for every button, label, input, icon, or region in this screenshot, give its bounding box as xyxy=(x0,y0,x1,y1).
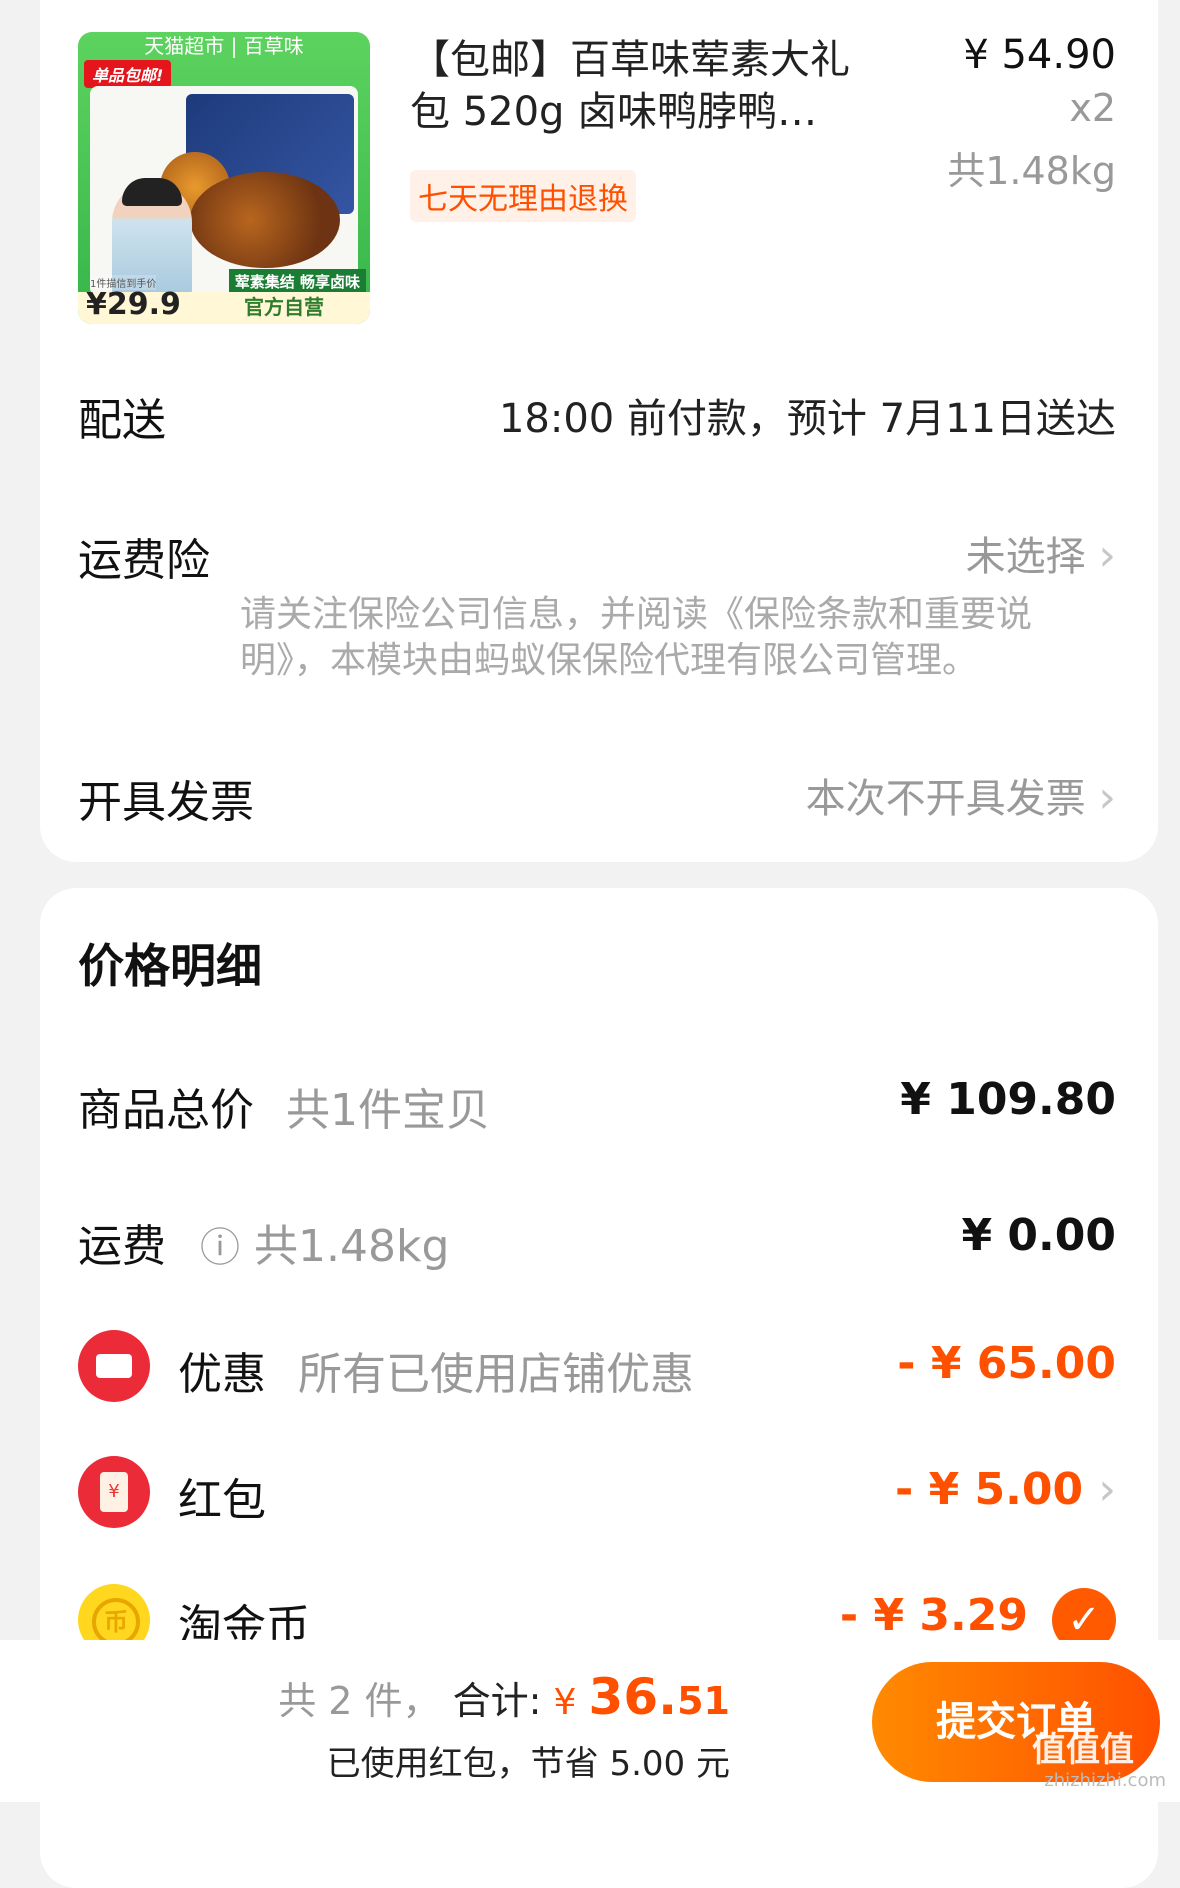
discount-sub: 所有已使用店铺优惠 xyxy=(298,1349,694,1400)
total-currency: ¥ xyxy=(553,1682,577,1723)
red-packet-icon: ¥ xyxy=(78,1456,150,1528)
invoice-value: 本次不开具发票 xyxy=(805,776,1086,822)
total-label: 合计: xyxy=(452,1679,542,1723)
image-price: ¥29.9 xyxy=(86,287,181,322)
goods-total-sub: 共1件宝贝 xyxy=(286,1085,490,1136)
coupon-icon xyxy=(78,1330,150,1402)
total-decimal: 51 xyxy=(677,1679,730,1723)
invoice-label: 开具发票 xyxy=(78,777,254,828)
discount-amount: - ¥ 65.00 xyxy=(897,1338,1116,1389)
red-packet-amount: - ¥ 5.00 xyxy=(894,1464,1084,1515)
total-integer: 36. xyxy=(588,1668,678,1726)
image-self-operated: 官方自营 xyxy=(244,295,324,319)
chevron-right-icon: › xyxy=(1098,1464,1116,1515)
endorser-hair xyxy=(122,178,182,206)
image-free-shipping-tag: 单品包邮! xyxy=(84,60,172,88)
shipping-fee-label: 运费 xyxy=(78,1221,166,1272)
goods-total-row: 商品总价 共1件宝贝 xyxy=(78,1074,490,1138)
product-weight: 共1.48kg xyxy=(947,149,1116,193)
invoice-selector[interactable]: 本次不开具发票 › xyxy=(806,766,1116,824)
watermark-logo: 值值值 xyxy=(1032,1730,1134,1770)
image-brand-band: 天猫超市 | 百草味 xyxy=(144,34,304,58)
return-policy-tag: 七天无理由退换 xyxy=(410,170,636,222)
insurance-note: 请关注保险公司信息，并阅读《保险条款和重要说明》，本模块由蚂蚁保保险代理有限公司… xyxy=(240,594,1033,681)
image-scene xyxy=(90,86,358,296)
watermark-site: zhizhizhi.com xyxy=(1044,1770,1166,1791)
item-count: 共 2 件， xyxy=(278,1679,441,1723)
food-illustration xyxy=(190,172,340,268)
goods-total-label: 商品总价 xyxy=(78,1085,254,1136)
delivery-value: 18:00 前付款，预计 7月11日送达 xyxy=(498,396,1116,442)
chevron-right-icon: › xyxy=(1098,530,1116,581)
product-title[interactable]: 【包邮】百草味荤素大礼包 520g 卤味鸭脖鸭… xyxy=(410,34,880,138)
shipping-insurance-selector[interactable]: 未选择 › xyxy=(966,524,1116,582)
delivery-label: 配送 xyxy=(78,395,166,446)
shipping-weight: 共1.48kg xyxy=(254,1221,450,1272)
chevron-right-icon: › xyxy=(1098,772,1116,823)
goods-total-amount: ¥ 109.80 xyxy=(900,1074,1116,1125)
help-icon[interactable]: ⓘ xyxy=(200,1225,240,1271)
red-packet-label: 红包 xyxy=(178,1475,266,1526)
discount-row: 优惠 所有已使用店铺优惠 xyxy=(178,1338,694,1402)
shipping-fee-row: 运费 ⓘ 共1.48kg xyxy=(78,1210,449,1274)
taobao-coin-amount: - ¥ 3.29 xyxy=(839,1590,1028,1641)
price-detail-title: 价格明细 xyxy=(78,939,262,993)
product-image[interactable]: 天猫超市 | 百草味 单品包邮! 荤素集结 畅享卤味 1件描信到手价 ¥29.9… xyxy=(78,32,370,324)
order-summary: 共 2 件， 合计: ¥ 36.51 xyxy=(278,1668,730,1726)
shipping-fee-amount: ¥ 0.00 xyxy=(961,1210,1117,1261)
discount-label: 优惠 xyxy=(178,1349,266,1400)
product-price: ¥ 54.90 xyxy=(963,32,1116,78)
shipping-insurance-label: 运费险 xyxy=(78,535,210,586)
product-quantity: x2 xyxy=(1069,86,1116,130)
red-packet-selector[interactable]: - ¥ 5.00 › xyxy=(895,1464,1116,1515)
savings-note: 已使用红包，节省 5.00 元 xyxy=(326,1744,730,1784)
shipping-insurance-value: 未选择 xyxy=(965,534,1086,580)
———
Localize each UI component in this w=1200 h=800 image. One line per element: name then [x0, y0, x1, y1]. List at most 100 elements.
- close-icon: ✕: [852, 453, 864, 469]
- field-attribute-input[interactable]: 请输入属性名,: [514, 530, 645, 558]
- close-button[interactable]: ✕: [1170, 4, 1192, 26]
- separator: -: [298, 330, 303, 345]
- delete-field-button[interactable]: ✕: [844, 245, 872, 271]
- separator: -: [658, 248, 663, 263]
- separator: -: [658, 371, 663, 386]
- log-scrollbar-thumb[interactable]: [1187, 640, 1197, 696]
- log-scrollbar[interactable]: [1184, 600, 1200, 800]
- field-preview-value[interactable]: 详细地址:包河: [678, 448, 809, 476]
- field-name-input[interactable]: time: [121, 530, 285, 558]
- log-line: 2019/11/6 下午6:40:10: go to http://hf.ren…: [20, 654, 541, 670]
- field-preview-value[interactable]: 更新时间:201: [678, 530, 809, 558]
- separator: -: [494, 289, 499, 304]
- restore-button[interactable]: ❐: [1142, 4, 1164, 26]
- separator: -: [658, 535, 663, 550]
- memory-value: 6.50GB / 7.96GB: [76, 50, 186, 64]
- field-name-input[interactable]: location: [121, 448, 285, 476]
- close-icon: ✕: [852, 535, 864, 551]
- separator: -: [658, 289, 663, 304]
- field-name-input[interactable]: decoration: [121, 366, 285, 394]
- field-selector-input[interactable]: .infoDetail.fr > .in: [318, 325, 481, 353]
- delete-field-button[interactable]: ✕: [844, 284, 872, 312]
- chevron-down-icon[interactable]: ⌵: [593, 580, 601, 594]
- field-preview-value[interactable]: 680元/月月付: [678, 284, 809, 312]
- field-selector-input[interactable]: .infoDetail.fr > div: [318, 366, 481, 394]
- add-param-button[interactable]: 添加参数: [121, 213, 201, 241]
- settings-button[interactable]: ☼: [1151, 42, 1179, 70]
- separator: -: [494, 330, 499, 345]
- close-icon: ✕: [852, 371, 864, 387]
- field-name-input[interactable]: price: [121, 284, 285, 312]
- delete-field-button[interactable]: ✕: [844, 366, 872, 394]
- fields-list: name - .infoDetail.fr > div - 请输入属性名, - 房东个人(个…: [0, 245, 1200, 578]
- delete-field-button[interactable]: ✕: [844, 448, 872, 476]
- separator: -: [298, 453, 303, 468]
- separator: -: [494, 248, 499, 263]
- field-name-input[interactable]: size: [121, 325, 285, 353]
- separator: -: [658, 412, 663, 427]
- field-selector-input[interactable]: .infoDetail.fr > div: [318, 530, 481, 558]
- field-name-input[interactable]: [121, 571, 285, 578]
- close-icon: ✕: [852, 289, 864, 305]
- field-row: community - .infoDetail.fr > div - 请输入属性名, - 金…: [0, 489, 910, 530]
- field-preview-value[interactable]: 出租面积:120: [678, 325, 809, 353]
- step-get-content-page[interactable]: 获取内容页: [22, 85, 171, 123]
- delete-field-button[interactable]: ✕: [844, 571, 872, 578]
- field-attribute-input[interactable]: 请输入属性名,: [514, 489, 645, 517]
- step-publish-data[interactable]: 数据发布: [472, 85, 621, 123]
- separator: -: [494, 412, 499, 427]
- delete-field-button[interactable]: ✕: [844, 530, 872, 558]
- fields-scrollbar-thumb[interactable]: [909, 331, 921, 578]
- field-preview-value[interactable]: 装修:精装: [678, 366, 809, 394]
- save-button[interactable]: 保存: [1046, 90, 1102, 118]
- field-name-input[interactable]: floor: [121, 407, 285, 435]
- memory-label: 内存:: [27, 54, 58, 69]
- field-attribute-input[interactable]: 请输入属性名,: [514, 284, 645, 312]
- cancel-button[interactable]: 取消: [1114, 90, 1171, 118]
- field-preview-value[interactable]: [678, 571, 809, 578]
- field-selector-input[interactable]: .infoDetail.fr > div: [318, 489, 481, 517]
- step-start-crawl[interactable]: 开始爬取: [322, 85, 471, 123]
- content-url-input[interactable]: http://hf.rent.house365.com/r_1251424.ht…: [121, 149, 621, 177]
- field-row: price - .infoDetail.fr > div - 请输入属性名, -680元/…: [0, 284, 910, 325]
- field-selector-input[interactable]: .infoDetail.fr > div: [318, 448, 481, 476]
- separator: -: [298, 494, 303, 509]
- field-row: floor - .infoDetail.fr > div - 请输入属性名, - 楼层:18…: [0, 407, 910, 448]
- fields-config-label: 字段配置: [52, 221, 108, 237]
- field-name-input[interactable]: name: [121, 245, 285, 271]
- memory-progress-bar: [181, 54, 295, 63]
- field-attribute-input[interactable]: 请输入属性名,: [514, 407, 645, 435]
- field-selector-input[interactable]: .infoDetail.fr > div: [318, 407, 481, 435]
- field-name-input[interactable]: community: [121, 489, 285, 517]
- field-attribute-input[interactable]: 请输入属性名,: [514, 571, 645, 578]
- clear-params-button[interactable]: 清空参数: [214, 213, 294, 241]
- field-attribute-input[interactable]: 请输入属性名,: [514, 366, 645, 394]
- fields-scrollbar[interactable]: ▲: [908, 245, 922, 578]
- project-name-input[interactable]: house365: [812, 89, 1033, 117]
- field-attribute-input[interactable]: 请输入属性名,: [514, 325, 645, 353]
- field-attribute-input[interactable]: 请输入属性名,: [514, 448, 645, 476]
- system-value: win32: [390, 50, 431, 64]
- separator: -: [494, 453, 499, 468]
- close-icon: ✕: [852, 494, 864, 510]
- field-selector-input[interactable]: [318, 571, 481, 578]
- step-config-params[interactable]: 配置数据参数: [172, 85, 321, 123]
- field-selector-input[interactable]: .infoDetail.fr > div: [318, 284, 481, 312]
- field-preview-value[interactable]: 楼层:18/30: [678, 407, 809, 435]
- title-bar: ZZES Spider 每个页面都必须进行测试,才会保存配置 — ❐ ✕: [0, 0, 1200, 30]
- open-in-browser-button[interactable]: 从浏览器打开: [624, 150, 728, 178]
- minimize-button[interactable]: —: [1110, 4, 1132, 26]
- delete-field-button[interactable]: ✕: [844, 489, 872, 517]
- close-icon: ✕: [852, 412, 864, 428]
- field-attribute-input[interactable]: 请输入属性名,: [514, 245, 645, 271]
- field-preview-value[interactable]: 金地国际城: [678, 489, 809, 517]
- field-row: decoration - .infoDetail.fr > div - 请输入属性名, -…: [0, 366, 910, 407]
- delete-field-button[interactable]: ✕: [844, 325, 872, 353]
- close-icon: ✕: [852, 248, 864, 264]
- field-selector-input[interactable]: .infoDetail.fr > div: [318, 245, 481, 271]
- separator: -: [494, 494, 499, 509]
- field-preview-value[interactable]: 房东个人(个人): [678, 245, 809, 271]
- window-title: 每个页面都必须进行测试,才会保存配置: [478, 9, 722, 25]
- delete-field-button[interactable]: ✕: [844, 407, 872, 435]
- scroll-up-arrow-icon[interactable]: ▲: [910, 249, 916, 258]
———
Copy out the entries in block 1 verbatim, from the line containing "discount-sub: 所有已使用店铺优惠 xyxy=(298,1349,694,1400)" through the line containing "image-price: ¥29.9 xyxy=(86,287,181,322)", including both of those lines.

◆ ANSWER TO THIS TASK:
discount-sub: 所有已使用店铺优惠 xyxy=(298,1349,694,1400)
total-currency: ¥ xyxy=(553,1682,577,1723)
red-packet-icon: ¥ xyxy=(78,1456,150,1528)
invoice-value: 本次不开具发票 xyxy=(805,776,1086,822)
total-label: 合计: xyxy=(452,1679,542,1723)
image-price: ¥29.9 xyxy=(86,287,181,322)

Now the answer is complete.